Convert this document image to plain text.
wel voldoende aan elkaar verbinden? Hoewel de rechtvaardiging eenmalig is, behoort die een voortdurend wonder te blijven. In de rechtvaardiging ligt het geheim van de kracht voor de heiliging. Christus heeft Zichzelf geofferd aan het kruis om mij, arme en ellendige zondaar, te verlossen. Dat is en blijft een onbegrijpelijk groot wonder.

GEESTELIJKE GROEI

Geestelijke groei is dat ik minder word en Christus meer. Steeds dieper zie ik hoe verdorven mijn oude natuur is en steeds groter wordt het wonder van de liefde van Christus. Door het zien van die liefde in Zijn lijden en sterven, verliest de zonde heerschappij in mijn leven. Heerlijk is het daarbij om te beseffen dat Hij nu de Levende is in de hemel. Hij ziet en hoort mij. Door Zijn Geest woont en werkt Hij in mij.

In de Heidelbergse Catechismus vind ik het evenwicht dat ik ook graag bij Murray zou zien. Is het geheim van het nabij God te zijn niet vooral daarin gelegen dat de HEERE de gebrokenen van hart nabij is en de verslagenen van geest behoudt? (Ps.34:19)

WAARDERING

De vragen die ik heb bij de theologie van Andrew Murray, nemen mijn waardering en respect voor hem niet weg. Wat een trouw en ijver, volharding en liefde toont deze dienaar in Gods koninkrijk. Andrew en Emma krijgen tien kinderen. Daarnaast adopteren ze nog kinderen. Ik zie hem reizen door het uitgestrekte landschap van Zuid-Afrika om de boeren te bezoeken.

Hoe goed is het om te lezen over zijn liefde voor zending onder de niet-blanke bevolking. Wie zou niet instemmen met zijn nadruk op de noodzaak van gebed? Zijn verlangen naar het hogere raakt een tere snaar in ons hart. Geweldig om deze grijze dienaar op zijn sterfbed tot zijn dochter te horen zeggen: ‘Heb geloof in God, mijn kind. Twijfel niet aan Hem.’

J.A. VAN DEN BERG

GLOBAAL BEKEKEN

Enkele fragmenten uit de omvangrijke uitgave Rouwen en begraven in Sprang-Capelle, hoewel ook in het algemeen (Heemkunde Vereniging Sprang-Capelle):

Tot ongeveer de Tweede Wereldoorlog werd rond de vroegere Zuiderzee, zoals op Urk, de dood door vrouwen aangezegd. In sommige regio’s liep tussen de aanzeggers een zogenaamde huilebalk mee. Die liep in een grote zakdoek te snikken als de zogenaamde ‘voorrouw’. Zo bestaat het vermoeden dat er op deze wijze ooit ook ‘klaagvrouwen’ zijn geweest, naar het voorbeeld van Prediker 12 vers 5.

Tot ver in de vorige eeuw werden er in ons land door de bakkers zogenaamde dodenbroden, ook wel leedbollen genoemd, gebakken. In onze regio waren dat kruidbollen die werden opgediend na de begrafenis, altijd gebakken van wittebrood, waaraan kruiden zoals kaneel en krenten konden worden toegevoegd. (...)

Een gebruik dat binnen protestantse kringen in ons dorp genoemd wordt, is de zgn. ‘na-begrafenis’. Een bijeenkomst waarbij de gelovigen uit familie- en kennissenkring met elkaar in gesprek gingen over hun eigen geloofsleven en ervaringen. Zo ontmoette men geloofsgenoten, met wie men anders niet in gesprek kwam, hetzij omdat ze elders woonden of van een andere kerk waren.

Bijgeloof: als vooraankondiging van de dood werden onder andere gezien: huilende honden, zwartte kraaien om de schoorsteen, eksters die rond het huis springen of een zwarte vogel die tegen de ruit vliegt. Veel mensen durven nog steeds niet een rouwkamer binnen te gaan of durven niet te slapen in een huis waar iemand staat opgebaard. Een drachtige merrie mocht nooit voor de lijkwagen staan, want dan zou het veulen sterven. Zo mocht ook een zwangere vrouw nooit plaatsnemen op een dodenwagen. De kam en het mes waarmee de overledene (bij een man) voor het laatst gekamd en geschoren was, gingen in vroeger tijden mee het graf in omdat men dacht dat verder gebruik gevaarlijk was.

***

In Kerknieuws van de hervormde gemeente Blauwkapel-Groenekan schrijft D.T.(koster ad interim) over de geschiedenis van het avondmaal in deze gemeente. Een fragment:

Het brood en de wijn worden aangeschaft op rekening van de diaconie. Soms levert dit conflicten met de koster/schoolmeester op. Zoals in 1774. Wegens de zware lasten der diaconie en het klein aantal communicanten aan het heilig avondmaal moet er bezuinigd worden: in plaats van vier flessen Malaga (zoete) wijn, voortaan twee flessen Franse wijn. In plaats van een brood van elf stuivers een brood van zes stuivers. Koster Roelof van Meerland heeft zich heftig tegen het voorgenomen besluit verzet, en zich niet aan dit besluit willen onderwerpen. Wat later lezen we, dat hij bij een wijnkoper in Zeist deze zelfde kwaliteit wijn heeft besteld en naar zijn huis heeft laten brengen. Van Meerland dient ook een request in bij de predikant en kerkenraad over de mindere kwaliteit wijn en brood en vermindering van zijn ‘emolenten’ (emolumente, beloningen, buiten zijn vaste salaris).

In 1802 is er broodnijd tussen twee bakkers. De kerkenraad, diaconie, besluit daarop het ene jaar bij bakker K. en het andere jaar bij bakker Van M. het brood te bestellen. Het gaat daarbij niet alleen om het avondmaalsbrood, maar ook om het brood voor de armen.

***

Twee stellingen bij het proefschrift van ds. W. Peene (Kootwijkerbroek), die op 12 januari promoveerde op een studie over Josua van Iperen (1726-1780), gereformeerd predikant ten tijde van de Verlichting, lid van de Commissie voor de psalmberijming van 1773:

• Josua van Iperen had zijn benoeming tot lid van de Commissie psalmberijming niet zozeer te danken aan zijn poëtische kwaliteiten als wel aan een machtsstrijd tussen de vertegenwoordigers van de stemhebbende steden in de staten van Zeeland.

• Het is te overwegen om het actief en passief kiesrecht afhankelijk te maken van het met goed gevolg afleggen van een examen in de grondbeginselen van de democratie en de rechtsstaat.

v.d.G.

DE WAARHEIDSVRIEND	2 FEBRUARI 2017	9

▬▬▬▬▬▬▬▬▬▬

Exactly reproduce the entries in their entirety.

#### [EXERCISE RESULT]
Convert this document image to plain text.
wel voldoende aan elkaar verbinden? Hoewel de rechtvaardiging eenmalig is, behoort die een voortdurend wonder te blijven. In de rechtvaardiging ligt het geheim van de kracht voor de heiliging. Christus heeft Zichzelf geofferd aan het kruis om mij, arme en ellendige zondaar, te verlossen. Dat is en blijft een onbegrijpelijk groot wonder.

GEESTELIJKE GROEI

Geestelijke groei is dat ik minder word en Christus meer. Steeds dieper zie ik hoe verdorven mijn oude natuur is en steeds groter wordt het wonder van de liefde van Christus. Door het zien van die liefde in Zijn lijden en sterven, verliest de zonde heerschappij in mijn leven. Heerlijk is het daarbij om te beseffen dat Hij nu de Levende is in de hemel. Hij ziet en hoort mij. Door Zijn Geest woont en werkt Hij in mij.

In de Heidelbergse Catechismus vind ik het evenwicht dat ik ook graag bij Murray zou zien. Is het geheim van het nabij God te zijn niet vooral daarin gelegen dat de HEERE de gebrokenen van hart nabij is en de verslagenen van geest behoudt? (Ps.34:19)

WAARDERING

De vragen die ik heb bij de theologie van Andrew Murray, nemen mijn waardering en respect voor hem niet weg. Wat een trouw en ijver, volharding en liefde toont deze dienaar in Gods koninkrijk. Andrew en Emma krijgen tien kinderen. Daarnaast adopteren ze nog kinderen. Ik zie hem reizen door het uitgestrekte landschap van Zuid-Afrika om de boeren te bezoeken.

Hoe goed is het om te lezen over zijn liefde voor zending onder de niet-blanke bevolking. Wie zou niet instemmen met zijn nadruk op de noodzaak van gebed? Zijn verlangen naar het hogere raakt een tere snaar in ons hart. Geweldig om deze grijze dienaar op zijn sterfbed tot zijn dochter te horen zeggen: ‘Heb geloof in God, mijn kind. Twijfel niet aan Hem.’

J.A. VAN DEN BERG

GLOBAAL BEKEKEN

Enkele fragmenten uit de omvangrijke uitgave Rouwen en begraven in Sprang-Capelle, hoewel ook in het algemeen (Heemkunde Vereniging Sprang-Capelle):

Tot ongeveer de Tweede Wereldoorlog werd rond de vroegere Zuiderzee, zoals op Urk, de dood door vrouwen aangezegd. In sommige regio’s liep tussen de aanzeggers een zogenaamde huilebalk mee. Die liep in een grote zakdoek te snikken als de zogenaamde ‘voorrouw’. Zo bestaat het vermoeden dat er op deze wijze ooit ook ‘klaagvrouwen’ zijn geweest, naar het voorbeeld van Prediker 12 vers 5.

Tot ver in de vorige eeuw werden er in ons land door de bakkers zogenaamde dodenbroden, ook wel leedbollen genoemd, gebakken. In onze regio waren dat kruidbollen die werden opgediend na de begrafenis, altijd gebakken van wittebrood, waaraan kruiden zoals kaneel en krenten konden worden toegevoegd. (...)

Een gebruik dat binnen protestantse kringen in ons dorp genoemd wordt, is de zgn. ‘na-begrafenis’. Een bijeenkomst waarbij de gelovigen uit familie- en kennissenkring met elkaar in gesprek gingen over hun eigen geloofsleven en ervaringen. Zo ontmoette men geloofsgenoten, met wie men anders niet in gesprek kwam, hetzij omdat ze elders woonden of van een andere kerk waren.

Bijgeloof: als vooraankondiging van de dood werden onder andere gezien: huilende honden, zwartte kraaien om de schoorsteen, eksters die rond het huis springen of een zwarte vogel die tegen de ruit vliegt. Veel mensen durven nog steeds niet een rouwkamer binnen te gaan of durven niet te slapen in een huis waar iemand staat opgebaard. Een drachtige merrie mocht nooit voor de lijkwagen staan, want dan zou het veulen sterven. Zo mocht ook een zwangere vrouw nooit plaatsnemen op een dodenwagen. De kam en het mes waarmee de overledene (bij een man) voor het laatst gekamd en geschoren was, gingen in vroeger tijden mee het graf in omdat men dacht dat verder gebruik gevaarlijk was.

***

In Kerknieuws van de hervormde gemeente Blauwkapel-Groenekan schrijft D.T.(koster ad interim) over de geschiedenis van het avondmaal in deze gemeente. Een fragment:

Het brood en de wijn worden aangeschaft op rekening van de diaconie. Soms levert dit conflicten met de koster/schoolmeester op. Zoals in 1774. Wegens de zware lasten der diaconie en het klein aantal communicanten aan het heilig avondmaal moet er bezuinigd worden: in plaats van vier flessen Malaga (zoete) wijn, voortaan twee flessen Franse wijn. In plaats van een brood van elf stuivers een brood van zes stuivers. Koster Roelof van Meerland heeft zich heftig tegen het voorgenomen besluit verzet, en zich niet aan dit besluit willen onderwerpen. Wat later lezen we, dat hij bij een wijnkoper in Zeist deze zelfde kwaliteit wijn heeft besteld en naar zijn huis heeft laten brengen. Van Meerland dient ook een request in bij de predikant en kerkenraad over de mindere kwaliteit wijn en brood en vermindering van zijn ‘emolenten’ (emolumente, beloningen, buiten zijn vaste salaris).

In 1802 is er broodnijd tussen twee bakkers. De kerkenraad, diaconie, besluit daarop het ene jaar bij bakker K. en het andere jaar bij bakker Van M. het brood te bestellen. Het gaat daarbij niet alleen om het avondmaalsbrood, maar ook om het brood voor de armen.

***

Twee stellingen bij het proefschrift van ds. W. Peene (Kootwijkerbroek), die op 12 januari promoveerde op een studie over Josua van Iperen (1726-1780), gereformeerd predikant ten tijde van de Verlichting, lid van de Commissie voor de psalmberijming van 1773:

• Josua van Iperen had zijn benoeming tot lid van de Commissie psalmberijming niet zozeer te danken aan zijn poëtische kwaliteiten als wel aan een machtsstrijd tussen de vertegenwoordigers van de stemhebbende steden in de staten van Zeeland.

• Het is te overwegen om het actief en passief kiesrecht afhankelijk te maken van het met goed gevolg afleggen van een examen in de grondbeginselen van de democratie en de rechtsstaat.

v.d.G.

DE WAARHEIDSVRIEND	2 FEBRUARI 2017	9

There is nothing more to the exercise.